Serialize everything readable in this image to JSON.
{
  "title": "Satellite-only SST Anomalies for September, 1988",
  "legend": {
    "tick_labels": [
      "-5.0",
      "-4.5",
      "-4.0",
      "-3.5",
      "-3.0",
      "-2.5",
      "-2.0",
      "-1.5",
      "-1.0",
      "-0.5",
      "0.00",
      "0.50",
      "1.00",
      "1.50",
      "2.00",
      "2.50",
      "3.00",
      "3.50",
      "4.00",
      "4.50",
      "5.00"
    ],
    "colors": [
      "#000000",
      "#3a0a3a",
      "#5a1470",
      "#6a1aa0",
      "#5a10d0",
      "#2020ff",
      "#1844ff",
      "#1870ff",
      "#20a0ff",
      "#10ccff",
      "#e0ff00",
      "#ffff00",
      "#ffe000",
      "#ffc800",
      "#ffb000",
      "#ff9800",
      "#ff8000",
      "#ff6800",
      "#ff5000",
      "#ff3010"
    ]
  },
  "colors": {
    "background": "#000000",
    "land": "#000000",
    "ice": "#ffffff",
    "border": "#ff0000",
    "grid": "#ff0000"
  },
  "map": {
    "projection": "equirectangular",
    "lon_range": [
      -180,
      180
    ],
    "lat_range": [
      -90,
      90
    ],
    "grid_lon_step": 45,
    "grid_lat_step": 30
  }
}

::::::

▶ _Task to complete_
Reproduce the full listing word for word.

▶ _Completed task_
Serialize everything readable in this image to JSON.
{
  "title": "Satellite-only SST Anomalies for September, 1988",
  "legend": {
    "tick_labels": [
      "-5.0",
      "-4.5",
      "-4.0",
      "-3.5",
      "-3.0",
      "-2.5",
      "-2.0",
      "-1.5",
      "-1.0",
      "-0.5",
      "0.00",
      "0.50",
      "1.00",
      "1.50",
      "2.00",
      "2.50",
      "3.00",
      "3.50",
      "4.00",
      "4.50",
      "5.00"
    ],
    "colors": [
      "#000000",
      "#3a0a3a",
      "#5a1470",
      "#6a1aa0",
      "#5a10d0",
      "#2020ff",
      "#1844ff",
      "#1870ff",
      "#20a0ff",
      "#10ccff",
      "#e0ff00",
      "#ffff00",
      "#ffe000",
      "#ffc800",
      "#ffb000",
      "#ff9800",
      "#ff8000",
      "#ff6800",
      "#ff5000",
      "#ff3010"
    ]
  },
  "colors": {
    "background": "#000000",
    "land": "#000000",
    "ice": "#ffffff",
    "border": "#ff0000",
    "grid": "#ff0000"
  },
  "map": {
    "projection": "equirectangular",
    "lon_range": [
      -180,
      180
    ],
    "lat_range": [
      -90,
      90
    ],
    "grid_lon_step": 45,
    "grid_lat_step": 30
  }
}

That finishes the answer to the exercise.